• _TASK INSTRUCTIONS_:
Check each line of the listing below for the word "artículo" and say how many lines have it. Nothing else should be written.

• _EXTRACTED DATA_:
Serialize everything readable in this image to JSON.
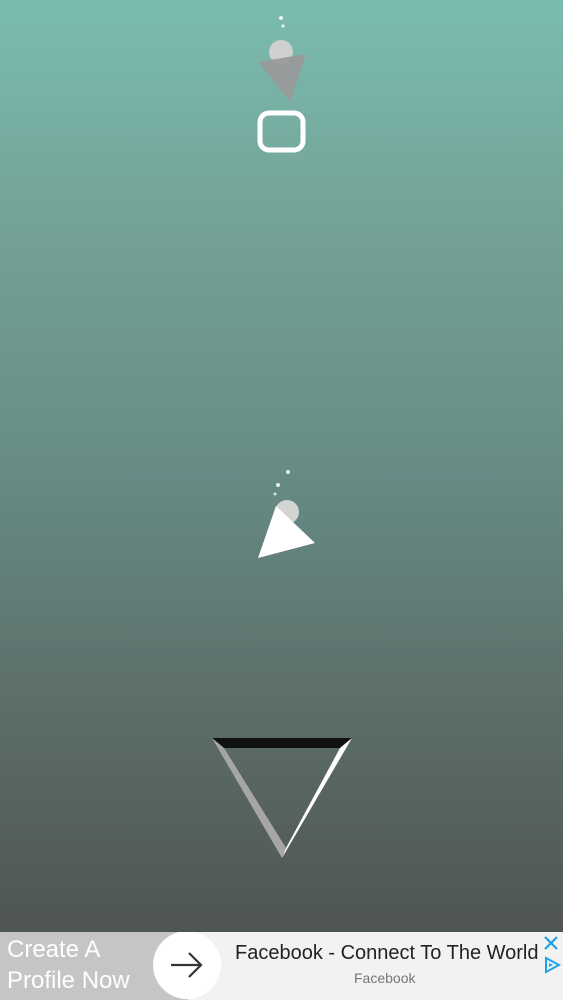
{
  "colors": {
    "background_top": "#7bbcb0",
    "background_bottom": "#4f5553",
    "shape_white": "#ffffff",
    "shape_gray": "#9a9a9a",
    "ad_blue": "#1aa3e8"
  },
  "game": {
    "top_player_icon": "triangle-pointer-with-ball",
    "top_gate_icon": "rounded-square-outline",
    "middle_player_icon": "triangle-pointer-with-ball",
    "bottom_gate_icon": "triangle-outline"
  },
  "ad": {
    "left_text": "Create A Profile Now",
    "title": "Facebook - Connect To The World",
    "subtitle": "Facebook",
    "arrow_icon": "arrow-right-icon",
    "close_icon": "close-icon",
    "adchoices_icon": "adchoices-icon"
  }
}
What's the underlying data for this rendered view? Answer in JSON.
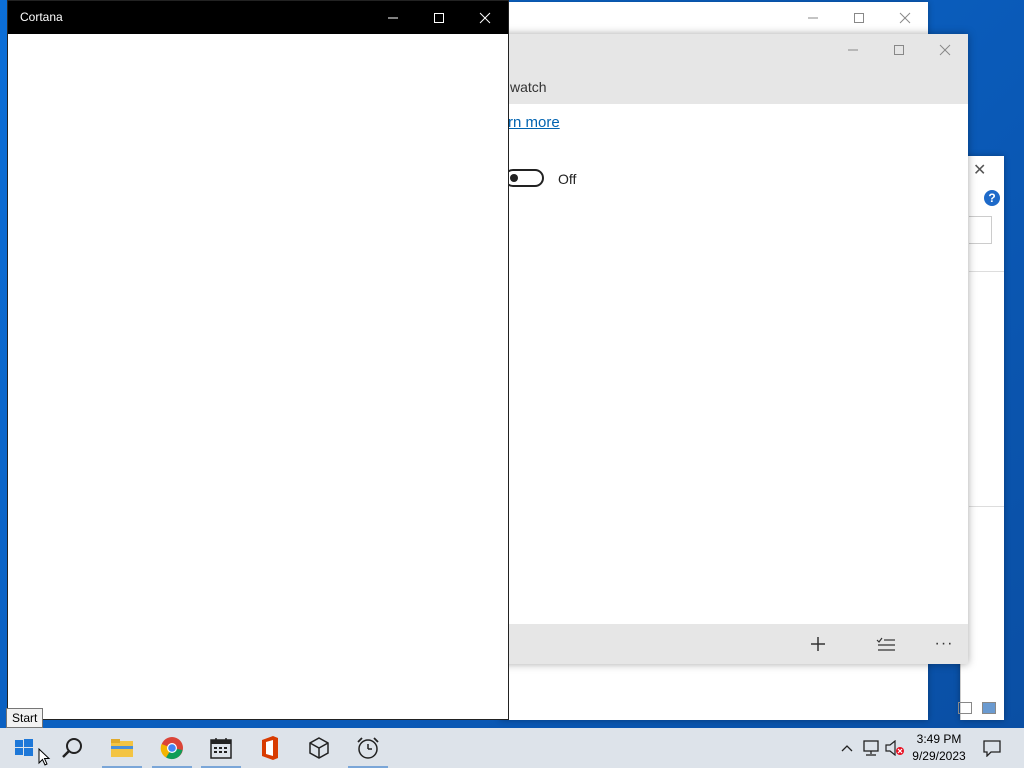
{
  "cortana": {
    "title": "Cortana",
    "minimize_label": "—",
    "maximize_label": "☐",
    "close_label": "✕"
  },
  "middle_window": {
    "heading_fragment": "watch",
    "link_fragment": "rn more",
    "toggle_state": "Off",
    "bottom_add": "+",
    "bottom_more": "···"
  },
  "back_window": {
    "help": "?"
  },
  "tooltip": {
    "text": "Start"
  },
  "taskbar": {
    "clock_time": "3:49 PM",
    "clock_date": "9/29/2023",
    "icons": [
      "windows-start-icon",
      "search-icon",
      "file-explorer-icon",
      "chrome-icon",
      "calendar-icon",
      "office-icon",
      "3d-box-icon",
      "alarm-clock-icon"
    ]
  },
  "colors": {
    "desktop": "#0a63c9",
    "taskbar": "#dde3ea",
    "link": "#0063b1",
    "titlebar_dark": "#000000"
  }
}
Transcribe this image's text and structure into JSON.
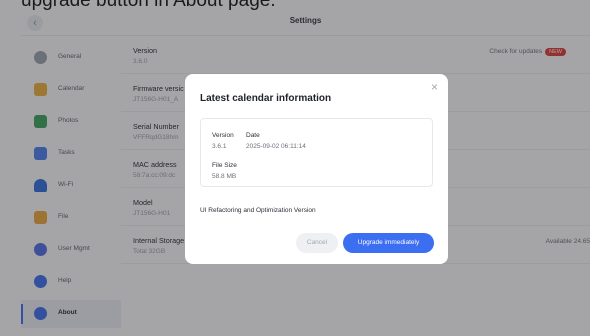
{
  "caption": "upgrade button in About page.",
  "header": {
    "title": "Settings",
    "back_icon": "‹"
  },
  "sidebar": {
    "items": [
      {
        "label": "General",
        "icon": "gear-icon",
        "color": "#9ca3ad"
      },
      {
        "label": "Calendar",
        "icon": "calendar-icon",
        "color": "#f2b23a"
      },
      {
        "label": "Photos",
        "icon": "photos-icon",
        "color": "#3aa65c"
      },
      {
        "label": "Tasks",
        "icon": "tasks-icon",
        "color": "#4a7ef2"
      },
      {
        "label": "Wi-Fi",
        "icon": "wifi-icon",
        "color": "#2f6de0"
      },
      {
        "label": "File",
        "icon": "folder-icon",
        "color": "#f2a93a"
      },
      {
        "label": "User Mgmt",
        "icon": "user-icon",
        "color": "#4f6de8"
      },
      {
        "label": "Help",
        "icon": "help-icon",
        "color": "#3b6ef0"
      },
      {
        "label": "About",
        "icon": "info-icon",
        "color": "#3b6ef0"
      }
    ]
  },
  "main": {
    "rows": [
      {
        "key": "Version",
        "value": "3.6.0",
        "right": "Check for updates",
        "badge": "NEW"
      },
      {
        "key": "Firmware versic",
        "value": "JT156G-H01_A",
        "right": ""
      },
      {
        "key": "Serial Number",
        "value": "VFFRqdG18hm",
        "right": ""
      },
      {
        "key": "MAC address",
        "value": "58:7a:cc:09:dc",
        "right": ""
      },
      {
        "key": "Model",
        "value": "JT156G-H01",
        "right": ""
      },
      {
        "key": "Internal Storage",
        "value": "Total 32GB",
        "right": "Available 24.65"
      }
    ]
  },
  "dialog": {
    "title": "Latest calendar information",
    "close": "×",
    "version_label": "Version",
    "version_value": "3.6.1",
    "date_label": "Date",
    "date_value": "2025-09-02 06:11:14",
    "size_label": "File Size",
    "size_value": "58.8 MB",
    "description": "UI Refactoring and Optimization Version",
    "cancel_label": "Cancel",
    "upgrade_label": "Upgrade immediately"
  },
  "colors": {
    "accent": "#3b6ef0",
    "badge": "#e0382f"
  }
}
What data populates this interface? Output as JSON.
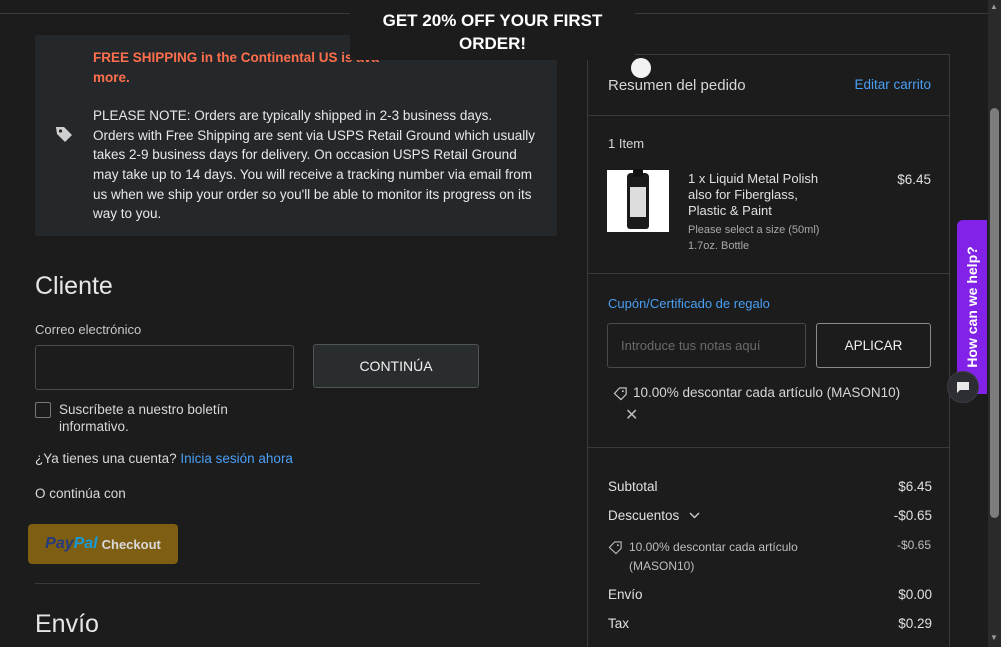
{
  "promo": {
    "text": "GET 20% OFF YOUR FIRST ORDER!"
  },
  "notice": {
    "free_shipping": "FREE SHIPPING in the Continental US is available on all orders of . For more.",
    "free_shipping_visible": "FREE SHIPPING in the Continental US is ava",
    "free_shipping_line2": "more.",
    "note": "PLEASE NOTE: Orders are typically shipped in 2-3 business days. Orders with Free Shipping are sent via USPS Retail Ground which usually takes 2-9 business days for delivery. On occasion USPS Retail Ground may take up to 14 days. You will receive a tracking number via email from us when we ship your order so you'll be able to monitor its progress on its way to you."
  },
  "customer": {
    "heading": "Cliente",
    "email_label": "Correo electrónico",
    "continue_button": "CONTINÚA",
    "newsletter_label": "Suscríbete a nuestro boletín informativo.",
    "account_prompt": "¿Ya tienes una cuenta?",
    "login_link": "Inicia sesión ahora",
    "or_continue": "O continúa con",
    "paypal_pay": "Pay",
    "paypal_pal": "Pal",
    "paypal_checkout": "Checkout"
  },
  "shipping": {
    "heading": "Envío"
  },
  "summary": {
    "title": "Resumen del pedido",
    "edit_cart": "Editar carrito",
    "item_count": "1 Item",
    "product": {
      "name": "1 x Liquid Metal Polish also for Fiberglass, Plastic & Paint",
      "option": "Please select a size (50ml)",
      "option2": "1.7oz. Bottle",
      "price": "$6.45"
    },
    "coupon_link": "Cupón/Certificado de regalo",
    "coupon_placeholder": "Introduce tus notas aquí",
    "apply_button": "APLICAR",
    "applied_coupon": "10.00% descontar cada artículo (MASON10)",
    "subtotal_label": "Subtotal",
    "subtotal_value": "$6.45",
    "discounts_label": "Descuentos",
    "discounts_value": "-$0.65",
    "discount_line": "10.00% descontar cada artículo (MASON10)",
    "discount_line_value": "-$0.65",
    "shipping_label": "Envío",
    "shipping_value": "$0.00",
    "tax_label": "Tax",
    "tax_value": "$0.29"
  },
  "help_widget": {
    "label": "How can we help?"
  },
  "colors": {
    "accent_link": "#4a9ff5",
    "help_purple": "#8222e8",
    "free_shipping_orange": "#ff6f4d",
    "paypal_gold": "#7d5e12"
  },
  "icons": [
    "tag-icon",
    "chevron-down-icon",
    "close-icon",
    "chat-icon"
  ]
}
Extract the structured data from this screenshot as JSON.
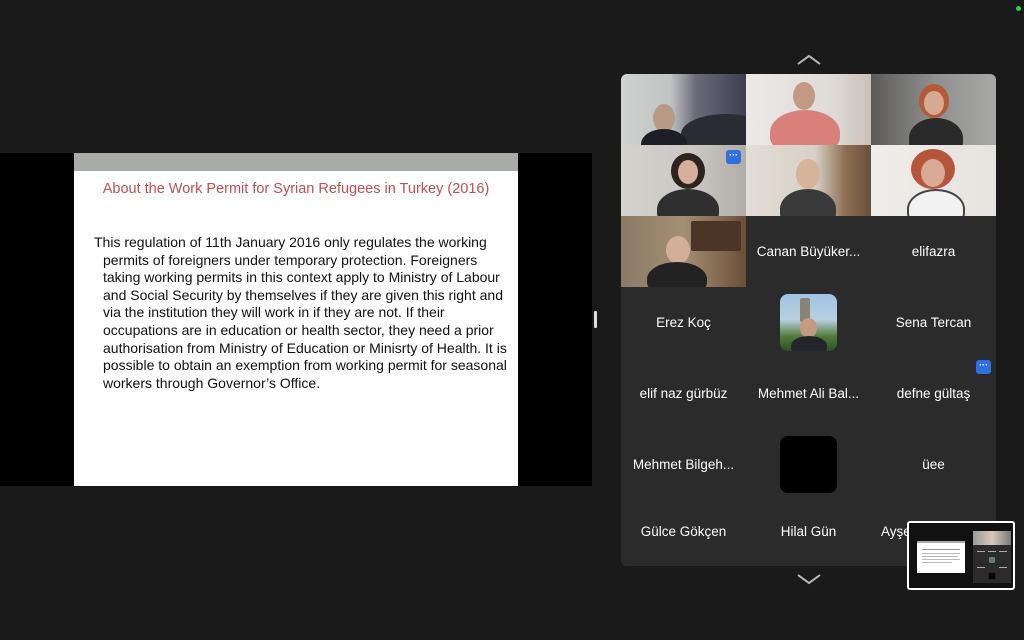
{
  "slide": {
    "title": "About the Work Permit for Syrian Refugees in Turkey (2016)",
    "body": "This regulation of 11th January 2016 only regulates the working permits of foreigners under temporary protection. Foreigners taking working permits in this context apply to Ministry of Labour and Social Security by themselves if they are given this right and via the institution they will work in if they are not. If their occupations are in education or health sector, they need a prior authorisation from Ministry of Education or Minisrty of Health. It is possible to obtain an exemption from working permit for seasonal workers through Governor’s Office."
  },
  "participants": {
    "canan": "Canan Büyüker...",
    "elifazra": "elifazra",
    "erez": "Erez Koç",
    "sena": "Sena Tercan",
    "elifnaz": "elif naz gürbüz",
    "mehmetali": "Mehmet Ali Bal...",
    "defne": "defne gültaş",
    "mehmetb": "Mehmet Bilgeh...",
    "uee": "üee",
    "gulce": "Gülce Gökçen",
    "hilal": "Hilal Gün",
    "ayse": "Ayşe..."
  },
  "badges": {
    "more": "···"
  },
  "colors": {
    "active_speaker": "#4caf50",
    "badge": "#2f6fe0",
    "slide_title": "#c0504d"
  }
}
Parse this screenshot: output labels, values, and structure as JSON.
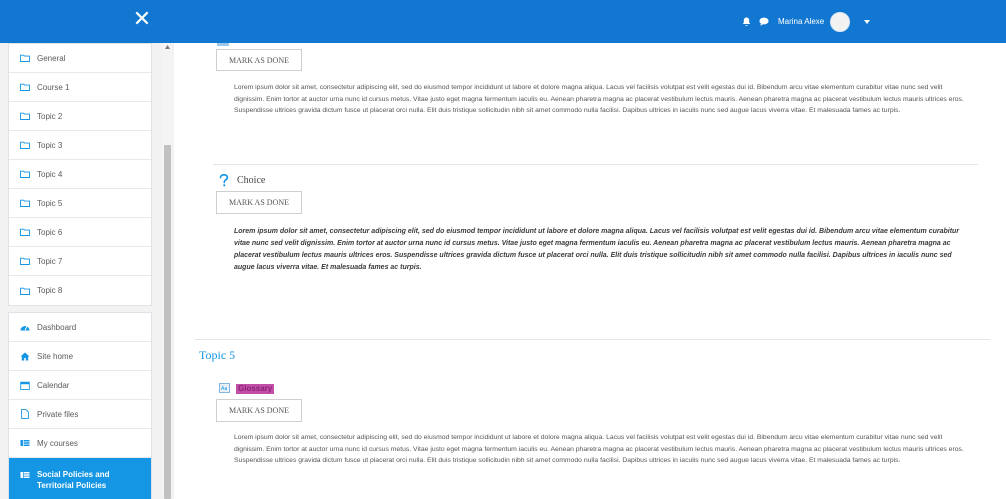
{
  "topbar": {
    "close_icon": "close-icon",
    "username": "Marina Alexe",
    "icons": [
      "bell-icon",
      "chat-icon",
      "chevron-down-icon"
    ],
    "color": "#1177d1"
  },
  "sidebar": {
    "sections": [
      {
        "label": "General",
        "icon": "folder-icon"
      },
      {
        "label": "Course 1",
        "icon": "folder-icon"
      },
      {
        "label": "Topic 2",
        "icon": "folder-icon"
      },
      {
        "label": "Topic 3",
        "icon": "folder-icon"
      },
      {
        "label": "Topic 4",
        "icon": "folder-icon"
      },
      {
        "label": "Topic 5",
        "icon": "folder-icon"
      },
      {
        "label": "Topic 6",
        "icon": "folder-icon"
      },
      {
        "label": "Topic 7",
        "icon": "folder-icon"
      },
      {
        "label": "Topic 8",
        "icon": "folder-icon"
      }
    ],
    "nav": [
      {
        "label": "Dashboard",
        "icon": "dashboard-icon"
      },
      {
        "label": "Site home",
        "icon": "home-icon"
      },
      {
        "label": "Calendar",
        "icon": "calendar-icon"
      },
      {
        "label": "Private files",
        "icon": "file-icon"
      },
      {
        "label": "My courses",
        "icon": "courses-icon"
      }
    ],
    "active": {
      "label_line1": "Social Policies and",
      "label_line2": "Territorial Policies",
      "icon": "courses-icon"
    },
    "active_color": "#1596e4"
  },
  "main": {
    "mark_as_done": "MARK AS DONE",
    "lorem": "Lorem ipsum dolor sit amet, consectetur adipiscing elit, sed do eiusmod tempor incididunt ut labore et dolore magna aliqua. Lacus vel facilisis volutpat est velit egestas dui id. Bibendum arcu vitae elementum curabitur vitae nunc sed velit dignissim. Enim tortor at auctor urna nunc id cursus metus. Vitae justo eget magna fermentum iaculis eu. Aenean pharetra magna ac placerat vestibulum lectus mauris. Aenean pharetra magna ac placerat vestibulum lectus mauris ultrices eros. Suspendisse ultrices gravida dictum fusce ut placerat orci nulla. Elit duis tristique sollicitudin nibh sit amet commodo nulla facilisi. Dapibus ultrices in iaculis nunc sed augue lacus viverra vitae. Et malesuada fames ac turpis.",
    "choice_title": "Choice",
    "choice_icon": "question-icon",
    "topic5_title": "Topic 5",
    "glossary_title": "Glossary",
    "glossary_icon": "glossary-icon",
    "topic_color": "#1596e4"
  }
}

• _SOLUTION FOR THIS PROBLEM_:
2